THE RECORDS:
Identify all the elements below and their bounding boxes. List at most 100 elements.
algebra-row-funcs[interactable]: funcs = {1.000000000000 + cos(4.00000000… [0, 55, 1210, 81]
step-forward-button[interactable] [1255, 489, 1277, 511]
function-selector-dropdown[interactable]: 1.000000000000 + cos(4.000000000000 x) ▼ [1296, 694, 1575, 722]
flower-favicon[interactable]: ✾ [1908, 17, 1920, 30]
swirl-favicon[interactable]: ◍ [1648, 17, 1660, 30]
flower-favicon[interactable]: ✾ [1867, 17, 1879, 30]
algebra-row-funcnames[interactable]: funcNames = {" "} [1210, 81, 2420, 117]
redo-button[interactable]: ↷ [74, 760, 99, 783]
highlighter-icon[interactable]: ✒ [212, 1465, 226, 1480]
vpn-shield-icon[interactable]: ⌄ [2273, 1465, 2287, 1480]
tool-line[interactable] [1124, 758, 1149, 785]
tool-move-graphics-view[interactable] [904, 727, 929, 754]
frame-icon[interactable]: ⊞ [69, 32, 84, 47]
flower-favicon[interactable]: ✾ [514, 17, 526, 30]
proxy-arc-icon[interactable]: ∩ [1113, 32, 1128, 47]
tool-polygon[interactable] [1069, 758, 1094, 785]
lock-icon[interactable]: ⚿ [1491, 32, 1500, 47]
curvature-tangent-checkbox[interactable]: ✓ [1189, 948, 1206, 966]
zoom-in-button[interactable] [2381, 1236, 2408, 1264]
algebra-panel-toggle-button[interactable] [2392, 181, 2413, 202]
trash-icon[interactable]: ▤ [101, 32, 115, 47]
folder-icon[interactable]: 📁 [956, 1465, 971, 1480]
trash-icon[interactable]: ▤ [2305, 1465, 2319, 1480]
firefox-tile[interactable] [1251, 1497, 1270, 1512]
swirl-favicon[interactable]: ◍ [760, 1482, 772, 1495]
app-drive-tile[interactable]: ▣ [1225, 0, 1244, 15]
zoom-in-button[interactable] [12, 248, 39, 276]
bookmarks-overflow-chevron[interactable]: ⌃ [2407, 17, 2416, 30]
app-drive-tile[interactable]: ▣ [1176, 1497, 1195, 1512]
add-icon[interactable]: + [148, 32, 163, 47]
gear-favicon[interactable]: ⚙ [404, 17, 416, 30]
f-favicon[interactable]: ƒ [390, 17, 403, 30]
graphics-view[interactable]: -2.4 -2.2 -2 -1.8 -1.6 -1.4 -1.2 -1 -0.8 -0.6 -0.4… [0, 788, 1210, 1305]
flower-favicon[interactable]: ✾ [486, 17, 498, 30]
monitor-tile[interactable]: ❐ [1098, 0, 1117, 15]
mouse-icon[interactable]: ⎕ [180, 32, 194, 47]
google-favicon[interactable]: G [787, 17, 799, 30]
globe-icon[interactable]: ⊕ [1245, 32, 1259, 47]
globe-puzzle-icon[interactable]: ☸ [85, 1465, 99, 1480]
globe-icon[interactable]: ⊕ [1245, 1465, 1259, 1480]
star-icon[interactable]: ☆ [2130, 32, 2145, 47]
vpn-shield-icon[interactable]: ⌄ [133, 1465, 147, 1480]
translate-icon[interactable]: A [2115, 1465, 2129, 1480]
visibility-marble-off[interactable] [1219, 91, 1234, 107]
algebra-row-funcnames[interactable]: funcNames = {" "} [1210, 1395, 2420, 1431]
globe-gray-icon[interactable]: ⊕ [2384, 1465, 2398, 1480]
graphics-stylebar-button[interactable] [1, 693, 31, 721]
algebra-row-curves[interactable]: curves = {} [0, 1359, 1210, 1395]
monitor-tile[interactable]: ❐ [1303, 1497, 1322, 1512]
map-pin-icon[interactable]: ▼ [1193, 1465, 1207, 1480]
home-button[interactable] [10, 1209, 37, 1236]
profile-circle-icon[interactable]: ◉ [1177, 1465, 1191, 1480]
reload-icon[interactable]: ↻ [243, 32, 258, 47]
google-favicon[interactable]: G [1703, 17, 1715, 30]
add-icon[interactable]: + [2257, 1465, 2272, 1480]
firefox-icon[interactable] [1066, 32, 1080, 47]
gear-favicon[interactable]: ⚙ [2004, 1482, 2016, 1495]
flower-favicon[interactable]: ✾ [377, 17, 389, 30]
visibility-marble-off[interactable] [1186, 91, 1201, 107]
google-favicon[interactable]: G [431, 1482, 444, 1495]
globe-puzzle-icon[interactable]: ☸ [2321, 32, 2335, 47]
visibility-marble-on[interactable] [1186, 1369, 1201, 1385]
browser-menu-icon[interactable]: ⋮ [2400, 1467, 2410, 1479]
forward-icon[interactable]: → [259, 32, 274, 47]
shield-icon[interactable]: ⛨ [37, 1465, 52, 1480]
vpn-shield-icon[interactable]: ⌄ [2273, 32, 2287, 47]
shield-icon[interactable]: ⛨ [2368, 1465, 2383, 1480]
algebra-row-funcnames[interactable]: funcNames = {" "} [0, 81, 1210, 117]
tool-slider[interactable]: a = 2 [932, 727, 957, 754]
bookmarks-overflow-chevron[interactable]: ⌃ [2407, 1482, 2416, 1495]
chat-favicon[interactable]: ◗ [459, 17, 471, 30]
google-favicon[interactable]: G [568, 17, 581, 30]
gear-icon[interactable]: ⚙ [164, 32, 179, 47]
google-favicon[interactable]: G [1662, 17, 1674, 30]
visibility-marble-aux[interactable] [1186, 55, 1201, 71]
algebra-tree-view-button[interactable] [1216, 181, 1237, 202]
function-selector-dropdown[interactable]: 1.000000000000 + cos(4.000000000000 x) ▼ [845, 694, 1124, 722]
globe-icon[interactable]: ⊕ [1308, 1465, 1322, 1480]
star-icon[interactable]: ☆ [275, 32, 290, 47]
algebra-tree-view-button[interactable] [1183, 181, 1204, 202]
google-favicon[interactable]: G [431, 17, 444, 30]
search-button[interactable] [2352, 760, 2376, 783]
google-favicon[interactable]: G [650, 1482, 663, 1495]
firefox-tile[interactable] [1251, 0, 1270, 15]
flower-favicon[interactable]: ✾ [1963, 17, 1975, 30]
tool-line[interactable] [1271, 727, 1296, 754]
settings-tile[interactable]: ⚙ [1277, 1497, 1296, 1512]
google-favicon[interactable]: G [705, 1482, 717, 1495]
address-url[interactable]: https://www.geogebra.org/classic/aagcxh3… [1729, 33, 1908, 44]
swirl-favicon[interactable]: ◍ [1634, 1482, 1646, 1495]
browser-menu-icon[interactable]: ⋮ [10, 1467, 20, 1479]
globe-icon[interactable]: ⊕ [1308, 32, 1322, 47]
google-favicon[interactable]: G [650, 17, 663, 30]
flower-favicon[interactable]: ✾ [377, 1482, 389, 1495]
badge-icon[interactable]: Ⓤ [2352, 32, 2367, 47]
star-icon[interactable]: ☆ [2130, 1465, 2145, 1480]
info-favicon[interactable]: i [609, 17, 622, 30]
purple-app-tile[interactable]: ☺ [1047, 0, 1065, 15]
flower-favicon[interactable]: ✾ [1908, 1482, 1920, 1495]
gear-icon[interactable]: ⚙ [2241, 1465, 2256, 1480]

WRITTEN INSTRUCTION:
Can you return every line of the records above verbatim, with nothing changed?

EXERCISE OUTPUT:
Identify all the elements below and their bounding boxes. List at most 100 elements.
algebra-row-funcs[interactable]: funcs = {1.000000000000 + cos(4.00000000… [0, 55, 1210, 81]
step-forward-button[interactable] [1255, 489, 1277, 511]
function-selector-dropdown[interactable]: 1.000000000000 + cos(4.000000000000 x) ▼ [1296, 694, 1575, 722]
flower-favicon[interactable]: ✾ [1908, 17, 1920, 30]
swirl-favicon[interactable]: ◍ [1648, 17, 1660, 30]
flower-favicon[interactable]: ✾ [1867, 17, 1879, 30]
algebra-row-funcnames[interactable]: funcNames = {" "} [1210, 81, 2420, 117]
redo-button[interactable]: ↷ [74, 760, 99, 783]
highlighter-icon[interactable]: ✒ [212, 1465, 226, 1480]
vpn-shield-icon[interactable]: ⌄ [2273, 1465, 2287, 1480]
tool-line[interactable] [1124, 758, 1149, 785]
tool-move-graphics-view[interactable] [904, 727, 929, 754]
frame-icon[interactable]: ⊞ [69, 32, 84, 47]
flower-favicon[interactable]: ✾ [514, 17, 526, 30]
proxy-arc-icon[interactable]: ∩ [1113, 32, 1128, 47]
tool-polygon[interactable] [1069, 758, 1094, 785]
lock-icon[interactable]: ⚿ [1491, 32, 1500, 47]
curvature-tangent-checkbox[interactable]: ✓ [1189, 948, 1206, 966]
zoom-in-button[interactable] [2381, 1236, 2408, 1264]
algebra-panel-toggle-button[interactable] [2392, 181, 2413, 202]
trash-icon[interactable]: ▤ [101, 32, 115, 47]
folder-icon[interactable]: 📁 [956, 1465, 971, 1480]
trash-icon[interactable]: ▤ [2305, 1465, 2319, 1480]
firefox-tile[interactable] [1251, 1497, 1270, 1512]
swirl-favicon[interactable]: ◍ [760, 1482, 772, 1495]
app-drive-tile[interactable]: ▣ [1225, 0, 1244, 15]
zoom-in-button[interactable] [12, 248, 39, 276]
bookmarks-overflow-chevron[interactable]: ⌃ [2407, 17, 2416, 30]
app-drive-tile[interactable]: ▣ [1176, 1497, 1195, 1512]
add-icon[interactable]: + [148, 32, 163, 47]
gear-favicon[interactable]: ⚙ [404, 17, 416, 30]
f-favicon[interactable]: ƒ [390, 17, 403, 30]
graphics-view[interactable]: -2.4 -2.2 -2 -1.8 -1.6 -1.4 -1.2 -1 -0.8 -0.6 -0.4… [0, 788, 1210, 1305]
flower-favicon[interactable]: ✾ [486, 17, 498, 30]
monitor-tile[interactable]: ❐ [1098, 0, 1117, 15]
mouse-icon[interactable]: ⎕ [180, 32, 194, 47]
google-favicon[interactable]: G [787, 17, 799, 30]
globe-icon[interactable]: ⊕ [1245, 32, 1259, 47]
globe-puzzle-icon[interactable]: ☸ [85, 1465, 99, 1480]
globe-icon[interactable]: ⊕ [1245, 1465, 1259, 1480]
star-icon[interactable]: ☆ [2130, 32, 2145, 47]
vpn-shield-icon[interactable]: ⌄ [133, 1465, 147, 1480]
translate-icon[interactable]: A [2115, 1465, 2129, 1480]
visibility-marble-off[interactable] [1219, 91, 1234, 107]
algebra-row-funcnames[interactable]: funcNames = {" "} [1210, 1395, 2420, 1431]
globe-gray-icon[interactable]: ⊕ [2384, 1465, 2398, 1480]
graphics-stylebar-button[interactable] [1, 693, 31, 721]
algebra-row-curves[interactable]: curves = {} [0, 1359, 1210, 1395]
monitor-tile[interactable]: ❐ [1303, 1497, 1322, 1512]
map-pin-icon[interactable]: ▼ [1193, 1465, 1207, 1480]
home-button[interactable] [10, 1209, 37, 1236]
profile-circle-icon[interactable]: ◉ [1177, 1465, 1191, 1480]
reload-icon[interactable]: ↻ [243, 32, 258, 47]
google-favicon[interactable]: G [1703, 17, 1715, 30]
add-icon[interactable]: + [2257, 1465, 2272, 1480]
firefox-icon[interactable] [1066, 32, 1080, 47]
gear-favicon[interactable]: ⚙ [2004, 1482, 2016, 1495]
flower-favicon[interactable]: ✾ [377, 17, 389, 30]
visibility-marble-off[interactable] [1186, 91, 1201, 107]
google-favicon[interactable]: G [431, 1482, 444, 1495]
globe-puzzle-icon[interactable]: ☸ [2321, 32, 2335, 47]
visibility-marble-on[interactable] [1186, 1369, 1201, 1385]
browser-menu-icon[interactable]: ⋮ [2400, 1467, 2410, 1479]
forward-icon[interactable]: → [259, 32, 274, 47]
shield-icon[interactable]: ⛨ [37, 1465, 52, 1480]
vpn-shield-icon[interactable]: ⌄ [2273, 32, 2287, 47]
shield-icon[interactable]: ⛨ [2368, 1465, 2383, 1480]
algebra-row-funcnames[interactable]: funcNames = {" "} [0, 81, 1210, 117]
tool-slider[interactable]: a = 2 [932, 727, 957, 754]
bookmarks-overflow-chevron[interactable]: ⌃ [2407, 1482, 2416, 1495]
chat-favicon[interactable]: ◗ [459, 17, 471, 30]
google-favicon[interactable]: G [568, 17, 581, 30]
gear-icon[interactable]: ⚙ [164, 32, 179, 47]
google-favicon[interactable]: G [1662, 17, 1674, 30]
visibility-marble-aux[interactable] [1186, 55, 1201, 71]
algebra-tree-view-button[interactable] [1216, 181, 1237, 202]
function-selector-dropdown[interactable]: 1.000000000000 + cos(4.000000000000 x) ▼ [845, 694, 1124, 722]
globe-icon[interactable]: ⊕ [1308, 1465, 1322, 1480]
star-icon[interactable]: ☆ [275, 32, 290, 47]
algebra-tree-view-button[interactable] [1183, 181, 1204, 202]
google-favicon[interactable]: G [431, 17, 444, 30]
search-button[interactable] [2352, 760, 2376, 783]
google-favicon[interactable]: G [650, 1482, 663, 1495]
firefox-tile[interactable] [1251, 0, 1270, 15]
flower-favicon[interactable]: ✾ [1963, 17, 1975, 30]
tool-line[interactable] [1271, 727, 1296, 754]
settings-tile[interactable]: ⚙ [1277, 1497, 1296, 1512]
google-favicon[interactable]: G [705, 1482, 717, 1495]
address-url[interactable]: https://www.geogebra.org/classic/aagcxh3… [1729, 33, 1908, 44]
swirl-favicon[interactable]: ◍ [1634, 1482, 1646, 1495]
browser-menu-icon[interactable]: ⋮ [10, 1467, 20, 1479]
globe-icon[interactable]: ⊕ [1308, 32, 1322, 47]
google-favicon[interactable]: G [650, 17, 663, 30]
flower-favicon[interactable]: ✾ [377, 1482, 389, 1495]
badge-icon[interactable]: Ⓤ [2352, 32, 2367, 47]
star-icon[interactable]: ☆ [2130, 1465, 2145, 1480]
info-favicon[interactable]: i [609, 17, 622, 30]
purple-app-tile[interactable]: ☺ [1047, 0, 1065, 15]
flower-favicon[interactable]: ✾ [1908, 1482, 1920, 1495]
gear-icon[interactable]: ⚙ [2241, 1465, 2256, 1480]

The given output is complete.